* [Prompt]: Retype the data that follows exactly. No pictures belong in the copy.

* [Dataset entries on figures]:
BEGIN

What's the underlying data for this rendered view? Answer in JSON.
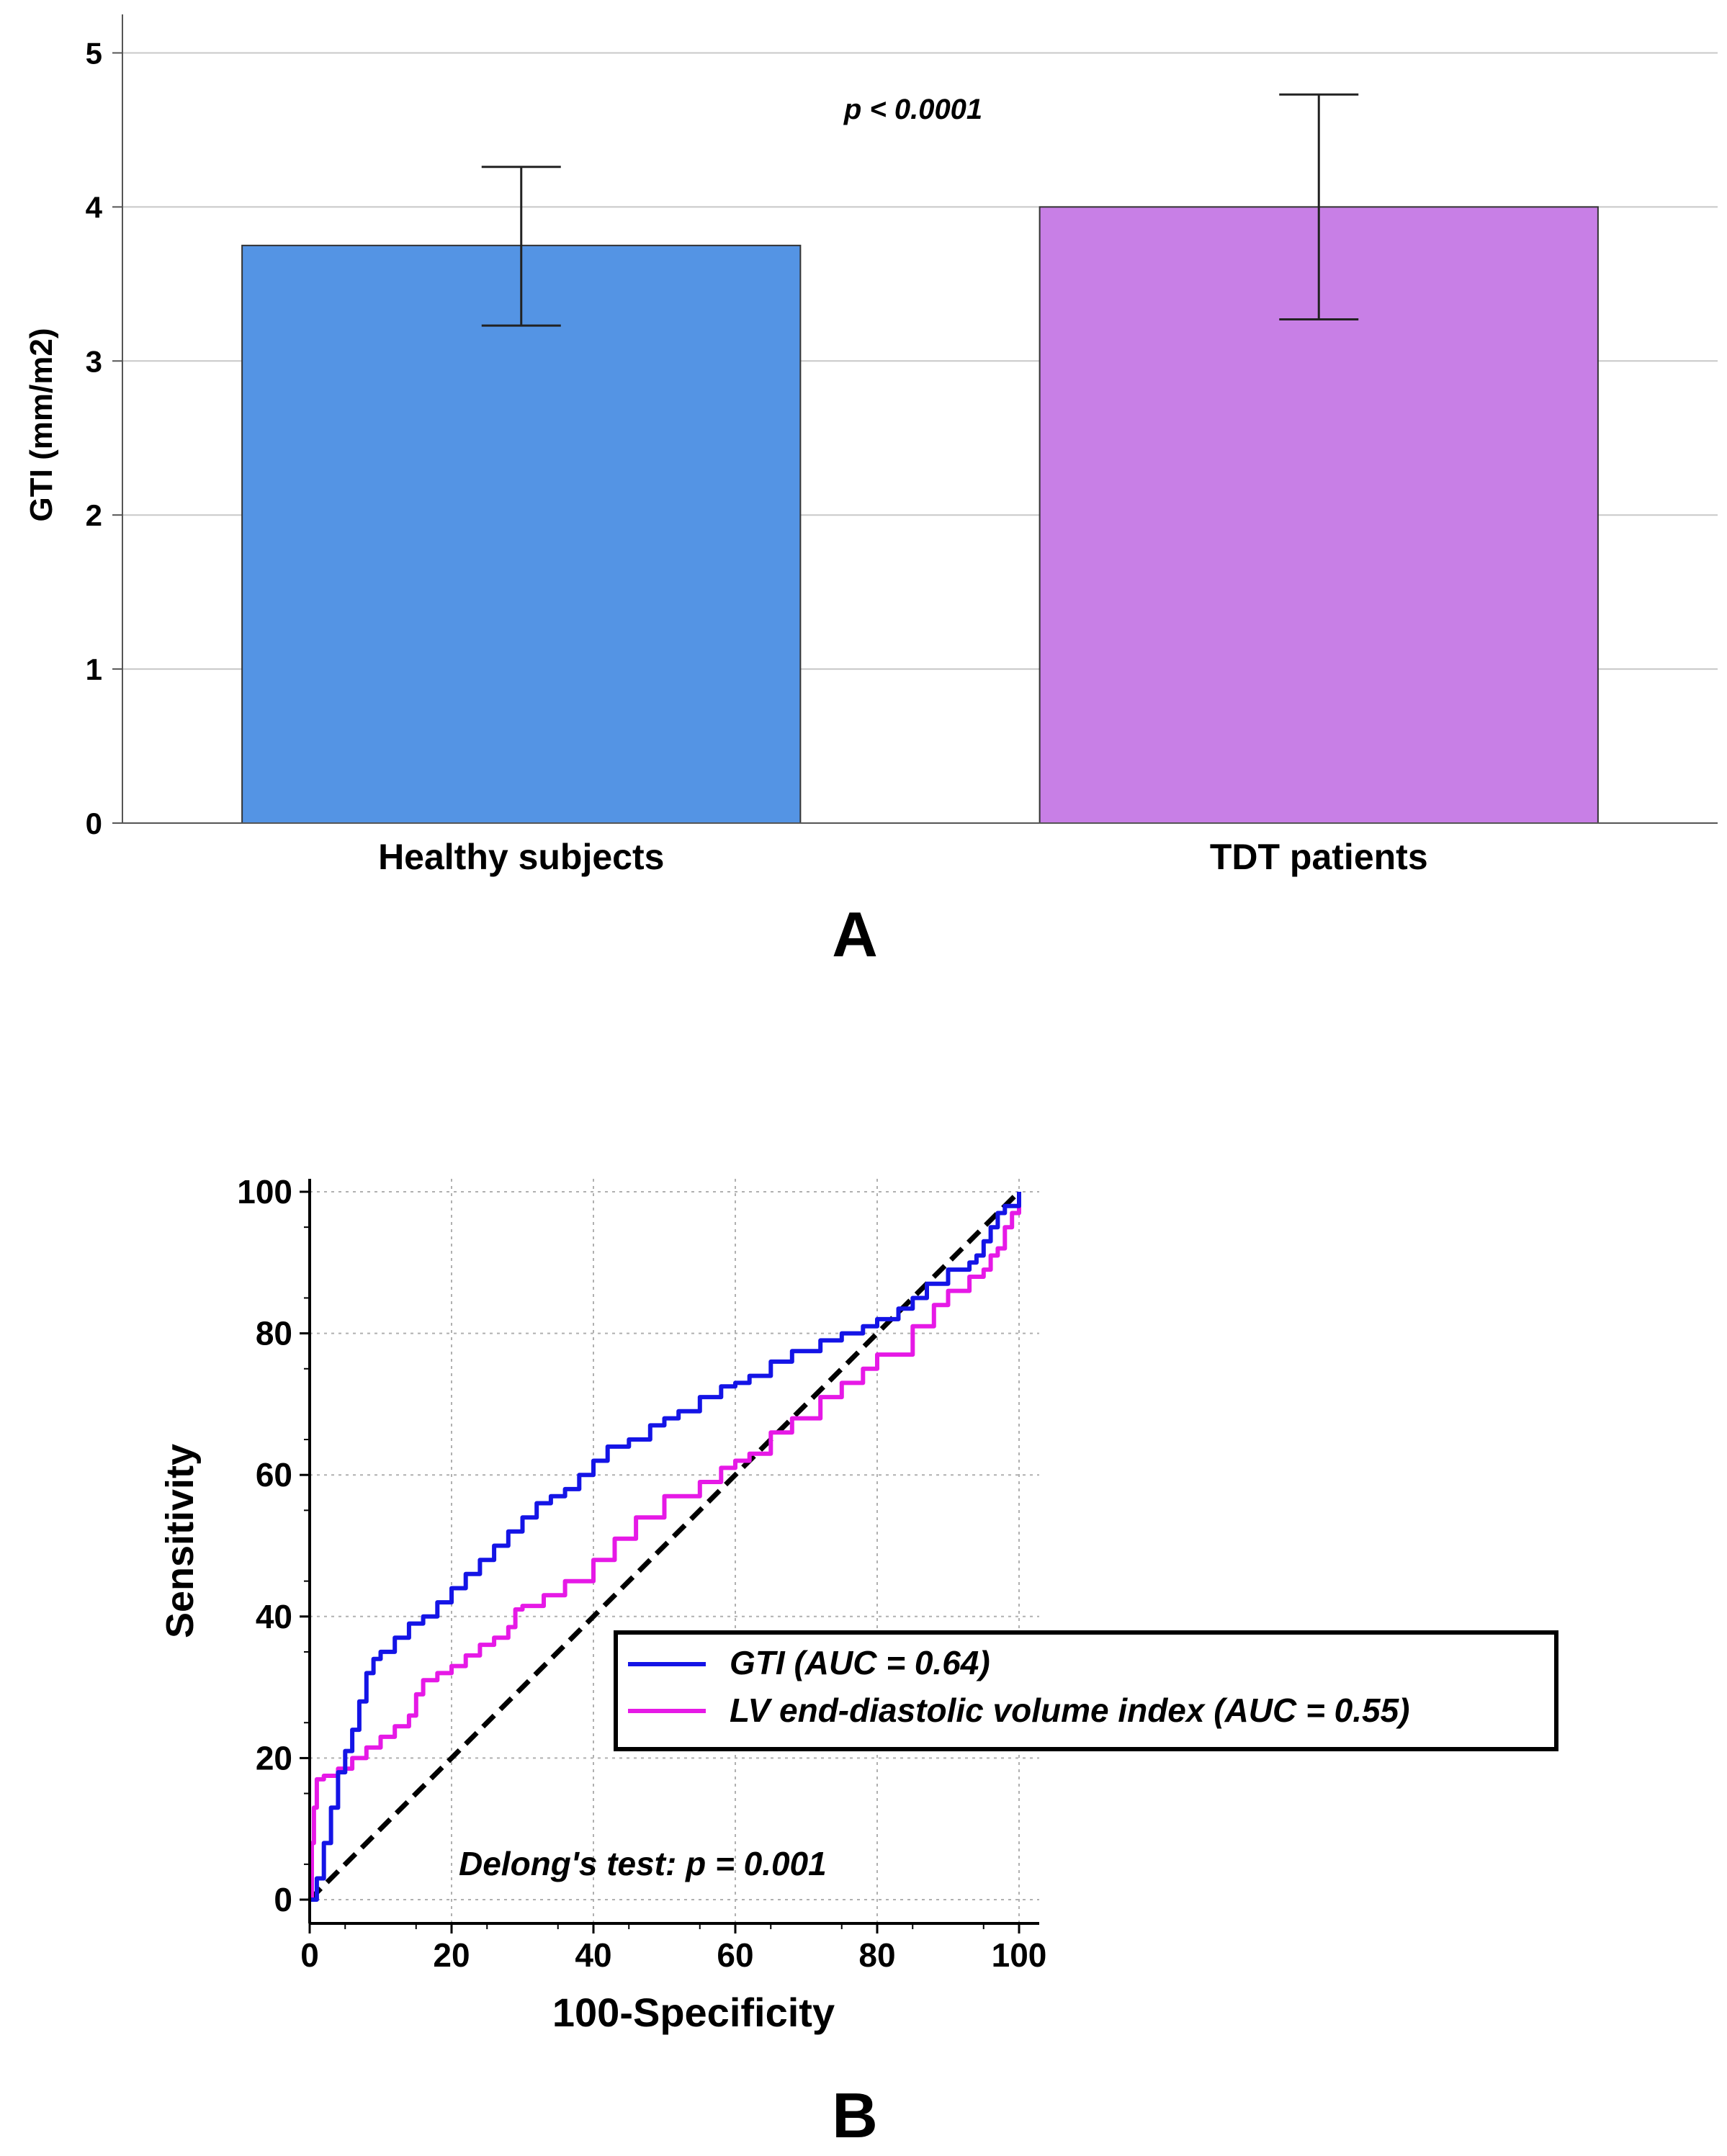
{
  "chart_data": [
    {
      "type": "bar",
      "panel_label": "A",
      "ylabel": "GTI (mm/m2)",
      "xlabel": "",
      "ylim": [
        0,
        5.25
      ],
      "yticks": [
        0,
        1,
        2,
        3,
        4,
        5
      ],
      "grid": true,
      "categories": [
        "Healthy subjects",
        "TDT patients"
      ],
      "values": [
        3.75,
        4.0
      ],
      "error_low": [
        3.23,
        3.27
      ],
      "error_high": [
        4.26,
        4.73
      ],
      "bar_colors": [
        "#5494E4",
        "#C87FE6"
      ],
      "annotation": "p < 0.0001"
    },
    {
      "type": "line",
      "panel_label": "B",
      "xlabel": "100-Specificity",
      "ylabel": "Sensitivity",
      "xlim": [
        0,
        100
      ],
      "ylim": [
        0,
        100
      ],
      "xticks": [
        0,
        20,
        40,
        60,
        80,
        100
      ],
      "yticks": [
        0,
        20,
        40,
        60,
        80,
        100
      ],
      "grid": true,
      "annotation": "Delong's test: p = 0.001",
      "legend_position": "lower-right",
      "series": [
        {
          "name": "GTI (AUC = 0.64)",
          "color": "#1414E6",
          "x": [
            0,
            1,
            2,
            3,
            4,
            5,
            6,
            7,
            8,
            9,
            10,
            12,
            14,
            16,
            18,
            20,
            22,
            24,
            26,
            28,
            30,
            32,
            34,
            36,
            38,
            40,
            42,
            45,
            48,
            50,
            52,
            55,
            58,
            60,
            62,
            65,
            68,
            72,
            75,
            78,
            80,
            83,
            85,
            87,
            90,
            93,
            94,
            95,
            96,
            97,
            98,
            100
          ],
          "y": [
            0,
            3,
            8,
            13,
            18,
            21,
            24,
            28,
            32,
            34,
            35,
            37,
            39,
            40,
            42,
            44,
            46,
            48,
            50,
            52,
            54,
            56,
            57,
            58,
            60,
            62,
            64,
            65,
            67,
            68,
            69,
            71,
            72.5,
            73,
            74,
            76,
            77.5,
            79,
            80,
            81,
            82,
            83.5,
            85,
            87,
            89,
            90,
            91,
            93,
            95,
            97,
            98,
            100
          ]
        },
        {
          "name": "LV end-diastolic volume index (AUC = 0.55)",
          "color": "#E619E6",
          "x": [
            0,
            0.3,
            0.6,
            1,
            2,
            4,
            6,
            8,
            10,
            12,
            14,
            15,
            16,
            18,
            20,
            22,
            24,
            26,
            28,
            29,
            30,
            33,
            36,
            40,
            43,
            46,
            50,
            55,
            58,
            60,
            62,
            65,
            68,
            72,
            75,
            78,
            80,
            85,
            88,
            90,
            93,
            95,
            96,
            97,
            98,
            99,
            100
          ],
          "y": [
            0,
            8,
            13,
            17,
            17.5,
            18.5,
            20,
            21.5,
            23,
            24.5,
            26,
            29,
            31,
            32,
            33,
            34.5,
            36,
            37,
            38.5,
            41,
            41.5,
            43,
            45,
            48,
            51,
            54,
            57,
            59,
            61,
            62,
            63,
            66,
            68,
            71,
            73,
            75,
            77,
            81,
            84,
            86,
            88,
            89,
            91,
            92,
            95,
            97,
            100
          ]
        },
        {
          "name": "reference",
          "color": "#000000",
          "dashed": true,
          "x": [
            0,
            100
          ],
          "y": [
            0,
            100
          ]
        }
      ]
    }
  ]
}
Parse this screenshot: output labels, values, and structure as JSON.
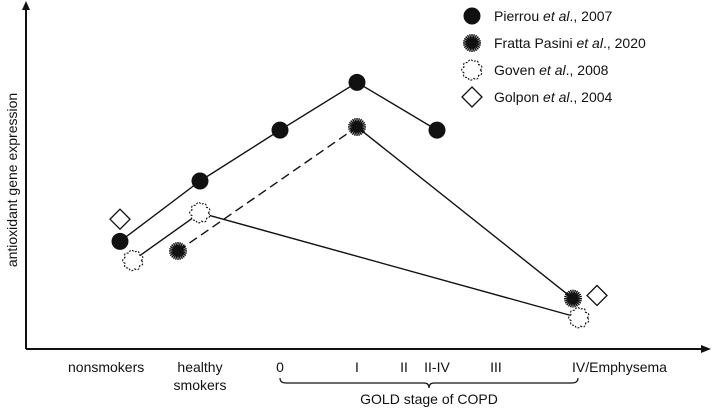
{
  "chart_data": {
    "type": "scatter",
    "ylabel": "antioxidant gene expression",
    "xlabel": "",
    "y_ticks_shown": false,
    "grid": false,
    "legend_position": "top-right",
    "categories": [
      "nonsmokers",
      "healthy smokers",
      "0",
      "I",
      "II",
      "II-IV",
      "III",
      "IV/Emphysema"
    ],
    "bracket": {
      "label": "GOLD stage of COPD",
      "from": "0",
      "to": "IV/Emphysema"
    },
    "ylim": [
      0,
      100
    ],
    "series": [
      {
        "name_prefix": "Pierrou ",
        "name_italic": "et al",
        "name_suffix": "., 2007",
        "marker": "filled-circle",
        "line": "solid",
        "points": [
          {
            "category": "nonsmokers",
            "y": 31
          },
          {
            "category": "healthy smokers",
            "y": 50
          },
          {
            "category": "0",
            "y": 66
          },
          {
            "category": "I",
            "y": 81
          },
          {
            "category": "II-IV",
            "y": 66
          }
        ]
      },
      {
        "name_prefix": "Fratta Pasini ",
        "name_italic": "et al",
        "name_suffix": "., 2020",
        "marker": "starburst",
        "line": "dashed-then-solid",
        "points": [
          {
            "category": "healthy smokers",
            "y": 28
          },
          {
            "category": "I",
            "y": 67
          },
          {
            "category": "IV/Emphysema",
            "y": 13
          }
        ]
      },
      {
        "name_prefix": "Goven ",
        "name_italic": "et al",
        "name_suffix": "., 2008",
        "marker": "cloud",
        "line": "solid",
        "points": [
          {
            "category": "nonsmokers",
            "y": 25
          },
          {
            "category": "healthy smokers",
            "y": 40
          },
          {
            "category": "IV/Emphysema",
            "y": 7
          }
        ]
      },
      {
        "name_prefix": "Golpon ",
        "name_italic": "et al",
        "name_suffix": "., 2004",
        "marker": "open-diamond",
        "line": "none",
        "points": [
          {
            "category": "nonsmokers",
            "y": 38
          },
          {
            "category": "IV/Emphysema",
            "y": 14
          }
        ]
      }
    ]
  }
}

END

* [Answer section]:
What's the underlying data for this rendered view? Answer in JSON.
{
  "chart_data": [
    {
      "type": "bar",
      "panel_label": "A",
      "ylabel": "GTI (mm/m2)",
      "xlabel": "",
      "ylim": [
        0,
        5.25
      ],
      "yticks": [
        0,
        1,
        2,
        3,
        4,
        5
      ],
      "grid": true,
      "categories": [
        "Healthy subjects",
        "TDT patients"
      ],
      "values": [
        3.75,
        4.0
      ],
      "error_low": [
        3.23,
        3.27
      ],
      "error_high": [
        4.26,
        4.73
      ],
      "bar_colors": [
        "#5494E4",
        "#C87FE6"
      ],
      "annotation": "p < 0.0001"
    },
    {
      "type": "line",
      "panel_label": "B",
      "xlabel": "100-Specificity",
      "ylabel": "Sensitivity",
      "xlim": [
        0,
        100
      ],
      "ylim": [
        0,
        100
      ],
      "xticks": [
        0,
        20,
        40,
        60,
        80,
        100
      ],
      "yticks": [
        0,
        20,
        40,
        60,
        80,
        100
      ],
      "grid": true,
      "annotation": "Delong's test: p = 0.001",
      "legend_position": "lower-right",
      "series": [
        {
          "name": "GTI (AUC = 0.64)",
          "color": "#1414E6",
          "x": [
            0,
            1,
            2,
            3,
            4,
            5,
            6,
            7,
            8,
            9,
            10,
            12,
            14,
            16,
            18,
            20,
            22,
            24,
            26,
            28,
            30,
            32,
            34,
            36,
            38,
            40,
            42,
            45,
            48,
            50,
            52,
            55,
            58,
            60,
            62,
            65,
            68,
            72,
            75,
            78,
            80,
            83,
            85,
            87,
            90,
            93,
            94,
            95,
            96,
            97,
            98,
            100
          ],
          "y": [
            0,
            3,
            8,
            13,
            18,
            21,
            24,
            28,
            32,
            34,
            35,
            37,
            39,
            40,
            42,
            44,
            46,
            48,
            50,
            52,
            54,
            56,
            57,
            58,
            60,
            62,
            64,
            65,
            67,
            68,
            69,
            71,
            72.5,
            73,
            74,
            76,
            77.5,
            79,
            80,
            81,
            82,
            83.5,
            85,
            87,
            89,
            90,
            91,
            93,
            95,
            97,
            98,
            100
          ]
        },
        {
          "name": "LV end-diastolic volume index (AUC = 0.55)",
          "color": "#E619E6",
          "x": [
            0,
            0.3,
            0.6,
            1,
            2,
            4,
            6,
            8,
            10,
            12,
            14,
            15,
            16,
            18,
            20,
            22,
            24,
            26,
            28,
            29,
            30,
            33,
            36,
            40,
            43,
            46,
            50,
            55,
            58,
            60,
            62,
            65,
            68,
            72,
            75,
            78,
            80,
            85,
            88,
            90,
            93,
            95,
            96,
            97,
            98,
            99,
            100
          ],
          "y": [
            0,
            8,
            13,
            17,
            17.5,
            18.5,
            20,
            21.5,
            23,
            24.5,
            26,
            29,
            31,
            32,
            33,
            34.5,
            36,
            37,
            38.5,
            41,
            41.5,
            43,
            45,
            48,
            51,
            54,
            57,
            59,
            61,
            62,
            63,
            66,
            68,
            71,
            73,
            75,
            77,
            81,
            84,
            86,
            88,
            89,
            91,
            92,
            95,
            97,
            100
          ]
        },
        {
          "name": "reference",
          "color": "#000000",
          "dashed": true,
          "x": [
            0,
            100
          ],
          "y": [
            0,
            100
          ]
        }
      ]
    }
  ]
}
Parse this screenshot: output labels, values, and structure as JSON.
{
  "chart_data": {
    "type": "scatter",
    "ylabel": "antioxidant gene expression",
    "xlabel": "",
    "y_ticks_shown": false,
    "grid": false,
    "legend_position": "top-right",
    "categories": [
      "nonsmokers",
      "healthy smokers",
      "0",
      "I",
      "II",
      "II-IV",
      "III",
      "IV/Emphysema"
    ],
    "bracket": {
      "label": "GOLD stage of COPD",
      "from": "0",
      "to": "IV/Emphysema"
    },
    "ylim": [
      0,
      100
    ],
    "series": [
      {
        "name_prefix": "Pierrou ",
        "name_italic": "et al",
        "name_suffix": "., 2007",
        "marker": "filled-circle",
        "line": "solid",
        "points": [
          {
            "category": "nonsmokers",
            "y": 31
          },
          {
            "category": "healthy smokers",
            "y": 50
          },
          {
            "category": "0",
            "y": 66
          },
          {
            "category": "I",
            "y": 81
          },
          {
            "category": "II-IV",
            "y": 66
          }
        ]
      },
      {
        "name_prefix": "Fratta Pasini ",
        "name_italic": "et al",
        "name_suffix": "., 2020",
        "marker": "starburst",
        "line": "dashed-then-solid",
        "points": [
          {
            "category": "healthy smokers",
            "y": 28
          },
          {
            "category": "I",
            "y": 67
          },
          {
            "category": "IV/Emphysema",
            "y": 13
          }
        ]
      },
      {
        "name_prefix": "Goven ",
        "name_italic": "et al",
        "name_suffix": "., 2008",
        "marker": "cloud",
        "line": "solid",
        "points": [
          {
            "category": "nonsmokers",
            "y": 25
          },
          {
            "category": "healthy smokers",
            "y": 40
          },
          {
            "category": "IV/Emphysema",
            "y": 7
          }
        ]
      },
      {
        "name_prefix": "Golpon ",
        "name_italic": "et al",
        "name_suffix": "., 2004",
        "marker": "open-diamond",
        "line": "none",
        "points": [
          {
            "category": "nonsmokers",
            "y": 38
          },
          {
            "category": "IV/Emphysema",
            "y": 14
          }
        ]
      }
    ]
  }
}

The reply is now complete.